[Problem]
Each line that holds the word "JSON" counts once; give the total for the records below and nothing else.
________________________
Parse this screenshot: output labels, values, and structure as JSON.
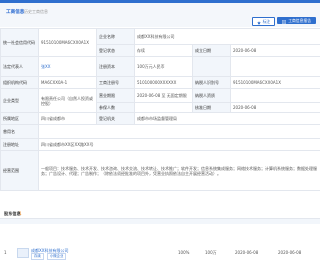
{
  "header": {
    "title": "工商信息",
    "subtitle": "历史工商信息",
    "btn_mark": "标注",
    "btn_report": "工商信息报告"
  },
  "rows": [
    {
      "label": "统一社会信用代码",
      "value": "91510100MA6CXX0A1X",
      "label2": "企业名称",
      "value2": "成都XX科技有限公司",
      "label3": "",
      "value3": ""
    },
    {
      "label": "",
      "value": "",
      "label2": "登记状态",
      "value2": "存续",
      "label3": "成立日期",
      "value3": "2020-06-08"
    },
    {
      "label": "法定代表人",
      "value": "张XX",
      "label2": "注册资本",
      "value2": "100万元人民币",
      "label3": "",
      "value3": ""
    },
    {
      "label": "组织机构代码",
      "value": "MA6CXX0A-1",
      "label2": "工商注册号",
      "value2": "510100000XXXXXX",
      "label3": "纳税人识别号",
      "value3": "91510100MA6CXX0A1X"
    },
    {
      "label": "企业类型",
      "value": "有限责任公司（自然人投资或控股）",
      "label2": "营业期限",
      "value2": "2020-06-08 至 无固定期限",
      "label3": "纳税人资质",
      "value3": ""
    },
    {
      "label": "",
      "value": "",
      "label2": "参保人数",
      "value2": "",
      "label3": "核准日期",
      "value3": "2020-06-08"
    },
    {
      "label": "所属地区",
      "value": "四川省成都市",
      "label2": "登记机关",
      "value2": "成都市市场监督管理局",
      "label3": "",
      "value3": ""
    },
    {
      "label": "曾用名",
      "value": "",
      "label2": "",
      "value2": "",
      "label3": "",
      "value3": ""
    },
    {
      "label": "注册地址",
      "value": "四川省成都市XX区XX路XX号",
      "label2": "",
      "value2": "",
      "label3": "",
      "value3": ""
    },
    {
      "label": "经营范围",
      "value": "一般项目：技术服务、技术开发、技术咨询、技术交流、技术转让、技术推广；软件开发；信息系统集成服务；网络技术服务；计算机系统服务；数据处理服务；广告设计、代理；广告制作；（除依法须经批准的项目外，凭营业执照依法自主开展经营活动）。",
      "label2": "",
      "value2": "",
      "label3": "",
      "value3": ""
    }
  ],
  "bottom": {
    "title": "股东信息",
    "count": "1",
    "rank": "1",
    "company_name": "成都XX科技有限公司",
    "company_tag1": "存续",
    "company_tag2": "小微企业",
    "percent": "100%",
    "amount": "100万",
    "date": "2020-06-08",
    "date2": "2020-06-08"
  }
}
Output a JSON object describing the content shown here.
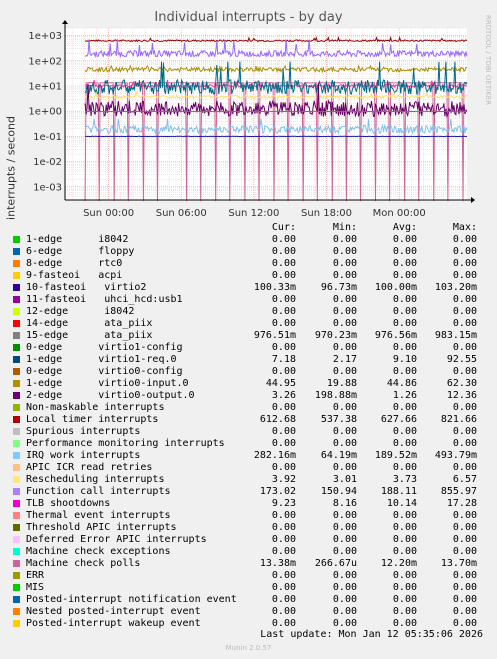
{
  "chart_data": {
    "type": "line",
    "title": "Individual interrupts - by day",
    "ylabel": "interrupts / second",
    "side_credit": "RRDTOOL / TOBI OETIKER",
    "y_scale": "log",
    "ylim": [
      0.0003,
      2000
    ],
    "y_ticks": [
      "1e+03",
      "1e+02",
      "1e+01",
      "1e+00",
      "1e-01",
      "1e-02",
      "1e-03"
    ],
    "y_tick_values": [
      1000,
      100,
      10,
      1,
      0.1,
      0.01,
      0.001
    ],
    "x_ticks": [
      "Sun 00:00",
      "Sun 06:00",
      "Sun 12:00",
      "Sun 18:00",
      "Mon 00:00"
    ],
    "x_tick_hours": [
      0,
      6,
      12,
      18,
      24
    ],
    "x_range_hours": [
      -3.6,
      29.6
    ],
    "grid": true,
    "series": [
      {
        "name": "Local timer interrupts",
        "color": "#990000",
        "avg": 627.66,
        "min": 537.38,
        "max": 821.66
      },
      {
        "name": "Function call interrupts",
        "color": "#9966ff",
        "avg": 188.11,
        "min": 150.94,
        "max": 855.97
      },
      {
        "name": "Machine check polls",
        "color": "#cc6699",
        "avg": 12.2,
        "min": 0.000266,
        "max": 13.7
      },
      {
        "name": "1-edge virtio0-input.0",
        "color": "#b08c00",
        "avg": 44.86,
        "min": 19.88,
        "max": 62.3
      },
      {
        "name": "TLB shootdowns",
        "color": "#ff3399",
        "avg": 10.14,
        "min": 8.16,
        "max": 17.28
      },
      {
        "name": "1-edge virtio1-req.0",
        "color": "#006a88",
        "avg": 9.1,
        "min": 2.17,
        "max": 92.55
      },
      {
        "name": "Rescheduling interrupts",
        "color": "#ffe066",
        "avg": 3.73,
        "min": 3.01,
        "max": 6.57
      },
      {
        "name": "2-edge virtio0-output.0",
        "color": "#660066",
        "avg": 1.26,
        "min": 0.19888,
        "max": 12.36
      },
      {
        "name": "15-edge ata_piix",
        "color": "#3a9f30",
        "avg": 0.97656,
        "min": 0.97023,
        "max": 0.98315
      },
      {
        "name": "IRQ work interrupts",
        "color": "#7ec0ee",
        "avg": 0.18952,
        "min": 0.06419,
        "max": 0.49379
      },
      {
        "name": "10-fasteoi virtio2",
        "color": "#1a1aa8",
        "avg": 0.1,
        "min": 0.09673,
        "max": 0.1032
      }
    ]
  },
  "legend": {
    "headers": {
      "cur": "Cur:",
      "min": "Min:",
      "avg": "Avg:",
      "max": "Max:"
    },
    "rows": [
      {
        "label": "1-edge      i8042",
        "color": "#00cc00",
        "cur": "0.00",
        "min": "0.00",
        "avg": "0.00",
        "max": "0.00"
      },
      {
        "label": "6-edge      floppy",
        "color": "#0066b3",
        "cur": "0.00",
        "min": "0.00",
        "avg": "0.00",
        "max": "0.00"
      },
      {
        "label": "8-edge      rtc0",
        "color": "#ff8000",
        "cur": "0.00",
        "min": "0.00",
        "avg": "0.00",
        "max": "0.00"
      },
      {
        "label": "9-fasteoi   acpi",
        "color": "#ffcc00",
        "cur": "0.00",
        "min": "0.00",
        "avg": "0.00",
        "max": "0.00"
      },
      {
        "label": "10-fasteoi   virtio2",
        "color": "#330099",
        "cur": "100.33m",
        "min": "96.73m",
        "avg": "100.00m",
        "max": "103.20m"
      },
      {
        "label": "11-fasteoi   uhci_hcd:usb1",
        "color": "#990099",
        "cur": "0.00",
        "min": "0.00",
        "avg": "0.00",
        "max": "0.00"
      },
      {
        "label": "12-edge      i8042",
        "color": "#ccff00",
        "cur": "0.00",
        "min": "0.00",
        "avg": "0.00",
        "max": "0.00"
      },
      {
        "label": "14-edge      ata_piix",
        "color": "#ff0000",
        "cur": "0.00",
        "min": "0.00",
        "avg": "0.00",
        "max": "0.00"
      },
      {
        "label": "15-edge      ata_piix",
        "color": "#808080",
        "cur": "976.51m",
        "min": "970.23m",
        "avg": "976.56m",
        "max": "983.15m"
      },
      {
        "label": "0-edge      virtio1-config",
        "color": "#008f00",
        "cur": "0.00",
        "min": "0.00",
        "avg": "0.00",
        "max": "0.00"
      },
      {
        "label": "1-edge      virtio1-req.0",
        "color": "#00487d",
        "cur": "7.18",
        "min": "2.17",
        "avg": "9.10",
        "max": "92.55"
      },
      {
        "label": "0-edge      virtio0-config",
        "color": "#b35a00",
        "cur": "0.00",
        "min": "0.00",
        "avg": "0.00",
        "max": "0.00"
      },
      {
        "label": "1-edge      virtio0-input.0",
        "color": "#b38f00",
        "cur": "44.95",
        "min": "19.88",
        "avg": "44.86",
        "max": "62.30"
      },
      {
        "label": "2-edge      virtio0-output.0",
        "color": "#6b006b",
        "cur": "3.26",
        "min": "198.88m",
        "avg": "1.26",
        "max": "12.36"
      },
      {
        "label": "Non-maskable interrupts",
        "color": "#8fb300",
        "cur": "0.00",
        "min": "0.00",
        "avg": "0.00",
        "max": "0.00"
      },
      {
        "label": "Local timer interrupts",
        "color": "#b30000",
        "cur": "612.68",
        "min": "537.38",
        "avg": "627.66",
        "max": "821.66"
      },
      {
        "label": "Spurious interrupts",
        "color": "#bebebe",
        "cur": "0.00",
        "min": "0.00",
        "avg": "0.00",
        "max": "0.00"
      },
      {
        "label": "Performance monitoring interrupts",
        "color": "#80ff80",
        "cur": "0.00",
        "min": "0.00",
        "avg": "0.00",
        "max": "0.00"
      },
      {
        "label": "IRQ work interrupts",
        "color": "#80c9ff",
        "cur": "282.16m",
        "min": "64.19m",
        "avg": "189.52m",
        "max": "493.79m"
      },
      {
        "label": "APIC ICR read retries",
        "color": "#ffc080",
        "cur": "0.00",
        "min": "0.00",
        "avg": "0.00",
        "max": "0.00"
      },
      {
        "label": "Rescheduling interrupts",
        "color": "#ffe680",
        "cur": "3.92",
        "min": "3.01",
        "avg": "3.73",
        "max": "6.57"
      },
      {
        "label": "Function call interrupts",
        "color": "#aa80ff",
        "cur": "173.02",
        "min": "150.94",
        "avg": "188.11",
        "max": "855.97"
      },
      {
        "label": "TLB shootdowns",
        "color": "#ee00cc",
        "cur": "9.23",
        "min": "8.16",
        "avg": "10.14",
        "max": "17.28"
      },
      {
        "label": "Thermal event interrupts",
        "color": "#ff8080",
        "cur": "0.00",
        "min": "0.00",
        "avg": "0.00",
        "max": "0.00"
      },
      {
        "label": "Threshold APIC interrupts",
        "color": "#666600",
        "cur": "0.00",
        "min": "0.00",
        "avg": "0.00",
        "max": "0.00"
      },
      {
        "label": "Deferred Error APIC interrupts",
        "color": "#ffbfff",
        "cur": "0.00",
        "min": "0.00",
        "avg": "0.00",
        "max": "0.00"
      },
      {
        "label": "Machine check exceptions",
        "color": "#00ffcc",
        "cur": "0.00",
        "min": "0.00",
        "avg": "0.00",
        "max": "0.00"
      },
      {
        "label": "Machine check polls",
        "color": "#cc6699",
        "cur": "13.38m",
        "min": "266.67u",
        "avg": "12.20m",
        "max": "13.70m"
      },
      {
        "label": "ERR",
        "color": "#999900",
        "cur": "0.00",
        "min": "0.00",
        "avg": "0.00",
        "max": "0.00"
      },
      {
        "label": "MIS",
        "color": "#00cc00",
        "cur": "0.00",
        "min": "0.00",
        "avg": "0.00",
        "max": "0.00"
      },
      {
        "label": "Posted-interrupt notification event",
        "color": "#0066b3",
        "cur": "0.00",
        "min": "0.00",
        "avg": "0.00",
        "max": "0.00"
      },
      {
        "label": "Nested posted-interrupt event",
        "color": "#ff8000",
        "cur": "0.00",
        "min": "0.00",
        "avg": "0.00",
        "max": "0.00"
      },
      {
        "label": "Posted-interrupt wakeup event",
        "color": "#ffcc00",
        "cur": "0.00",
        "min": "0.00",
        "avg": "0.00",
        "max": "0.00"
      }
    ]
  },
  "footer": {
    "last_update": "Last update: Mon Jan 12 05:35:06 2026",
    "version": "Munin 2.0.57"
  }
}
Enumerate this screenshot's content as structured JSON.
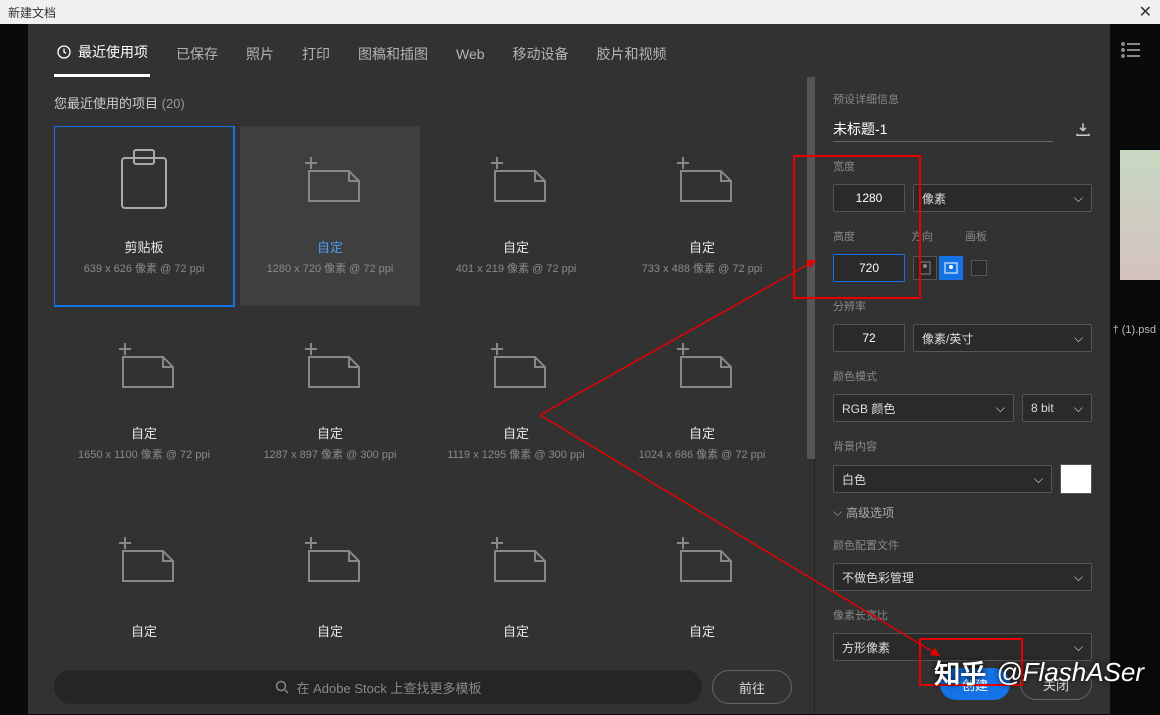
{
  "title": "新建文档",
  "tabs": [
    "最近使用项",
    "已保存",
    "照片",
    "打印",
    "图稿和插图",
    "Web",
    "移动设备",
    "胶片和视频"
  ],
  "recent_label": "您最近使用的项目",
  "recent_count": "(20)",
  "cards": [
    {
      "title": "剪贴板",
      "sub": "639 x 626 像素 @ 72 ppi",
      "kind": "clip",
      "selected": true
    },
    {
      "title": "自定",
      "sub": "1280 x 720 像素 @ 72 ppi",
      "kind": "page",
      "blue": true,
      "hover": true
    },
    {
      "title": "自定",
      "sub": "401 x 219 像素 @ 72 ppi",
      "kind": "page"
    },
    {
      "title": "自定",
      "sub": "733 x 488 像素 @ 72 ppi",
      "kind": "page"
    },
    {
      "title": "自定",
      "sub": "1650 x 1100 像素 @ 72 ppi",
      "kind": "page"
    },
    {
      "title": "自定",
      "sub": "1287 x 897 像素 @ 300 ppi",
      "kind": "page"
    },
    {
      "title": "自定",
      "sub": "1119 x 1295 像素 @ 300 ppi",
      "kind": "page"
    },
    {
      "title": "自定",
      "sub": "1024 x 686 像素 @ 72 ppi",
      "kind": "page"
    },
    {
      "title": "自定",
      "sub": "",
      "kind": "page"
    },
    {
      "title": "自定",
      "sub": "",
      "kind": "page"
    },
    {
      "title": "自定",
      "sub": "",
      "kind": "page"
    },
    {
      "title": "自定",
      "sub": "",
      "kind": "page"
    }
  ],
  "search": {
    "placeholder": "在 Adobe Stock 上查找更多模板",
    "go": "前往"
  },
  "preset": {
    "header": "预设详细信息",
    "name": "未标题-1",
    "width_label": "宽度",
    "width": "1280",
    "width_unit": "像素",
    "height_label": "高度",
    "height": "720",
    "orient_label": "方向",
    "artboard_label": "画板",
    "res_label": "分辨率",
    "res": "72",
    "res_unit": "像素/英寸",
    "cmode_label": "颜色模式",
    "cmode": "RGB 颜色",
    "cbit": "8 bit",
    "bg_label": "背景内容",
    "bg": "白色",
    "adv": "高级选项",
    "profile_label": "颜色配置文件",
    "profile": "不做色彩管理",
    "aspect_label": "像素长宽比",
    "aspect": "方形像素"
  },
  "buttons": {
    "create": "创建",
    "close": "关闭"
  },
  "watermark": {
    "zh": "知乎",
    "at": "@FlashASer"
  },
  "bg_file": "† (1).psd"
}
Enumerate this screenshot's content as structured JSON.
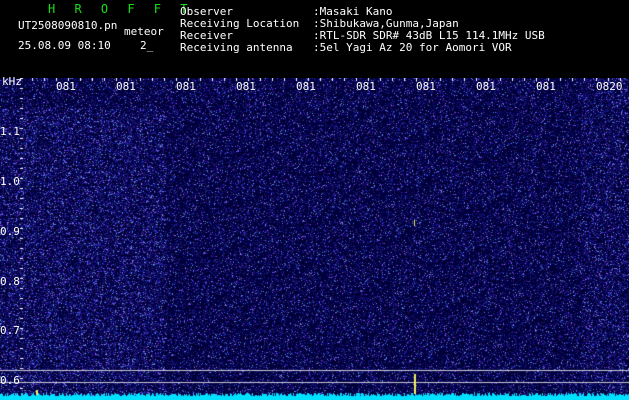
{
  "header": {
    "brand": "H R O F F T",
    "filename": "UT2508090810.pn",
    "tag": "meteor",
    "datetime": "25.08.09 08:10",
    "duration": "2_",
    "observer_label": "Observer",
    "observer_value": ":Masaki Kano",
    "location_label": "Receiving Location",
    "location_value": ":Shibukawa,Gunma,Japan",
    "receiver_label": "Receiver",
    "receiver_value": ":RTL-SDR SDR# 43dB L15 114.1MHz USB",
    "antenna_label": "Receiving antenna",
    "antenna_value": ":5el Yagi Az 20 for Aomori VOR"
  },
  "axis": {
    "unit": "kHz",
    "y_ticks": [
      "1.1",
      "1.0",
      "0.9",
      "0.8",
      "0.7",
      "0.6"
    ],
    "x_ticks": [
      "081",
      "081",
      "081",
      "081",
      "081",
      "081",
      "081",
      "081",
      "081",
      "0820"
    ]
  },
  "colors": {
    "background": "#000000",
    "noise": "#1a28b8",
    "signal": "#f0f060",
    "baseline": "#00e0ff",
    "brand": "#18e018"
  }
}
________________________
[Reply]
4